What the task asks: Wherever the word "label" shows up in a line, please copy that line.

Exercise data:
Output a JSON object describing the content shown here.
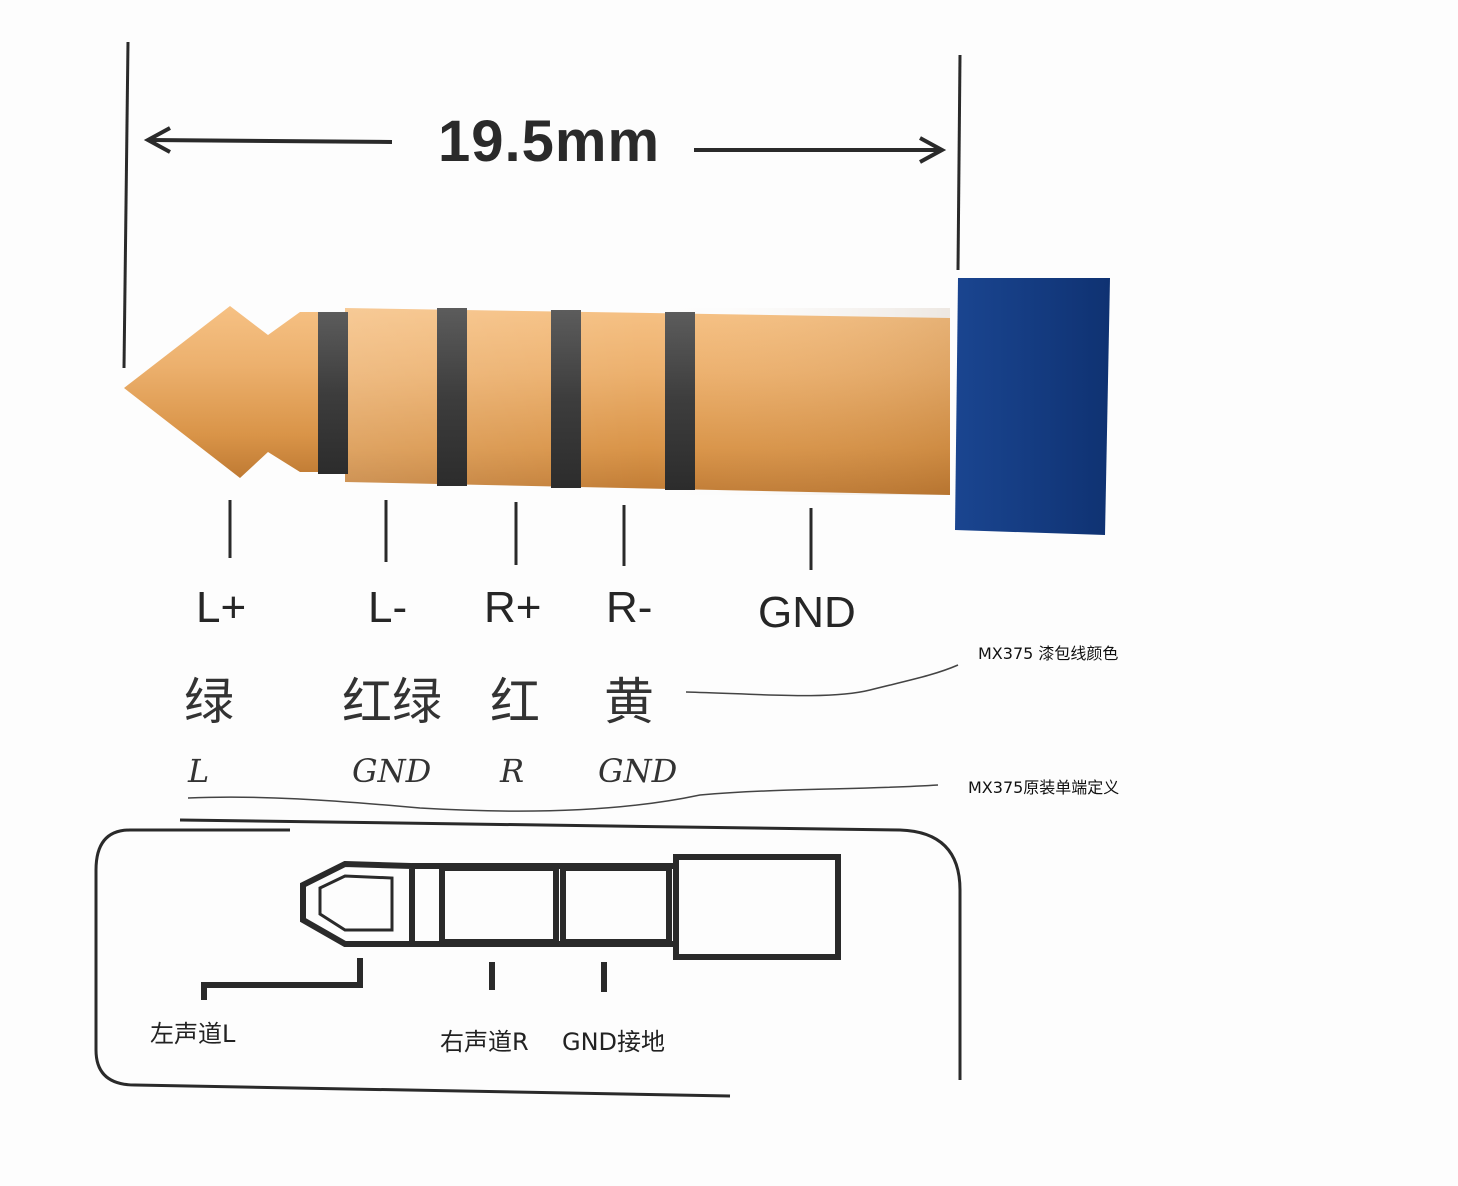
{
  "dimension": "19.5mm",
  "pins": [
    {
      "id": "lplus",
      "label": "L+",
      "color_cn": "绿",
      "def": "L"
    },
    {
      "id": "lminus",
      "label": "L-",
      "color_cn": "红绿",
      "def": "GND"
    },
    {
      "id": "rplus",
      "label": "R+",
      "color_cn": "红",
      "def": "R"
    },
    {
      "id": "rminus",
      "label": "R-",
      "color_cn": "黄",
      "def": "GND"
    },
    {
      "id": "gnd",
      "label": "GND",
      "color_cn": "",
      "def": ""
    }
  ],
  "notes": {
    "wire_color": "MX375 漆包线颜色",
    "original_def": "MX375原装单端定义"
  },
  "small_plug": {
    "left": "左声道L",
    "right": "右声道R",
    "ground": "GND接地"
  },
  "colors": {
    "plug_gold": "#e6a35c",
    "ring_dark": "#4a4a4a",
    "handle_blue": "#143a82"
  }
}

Problem solution:
      "label": "L+",
      "label": "L-",
      "label": "R+",
      "label": "R-",
      "label": "GND",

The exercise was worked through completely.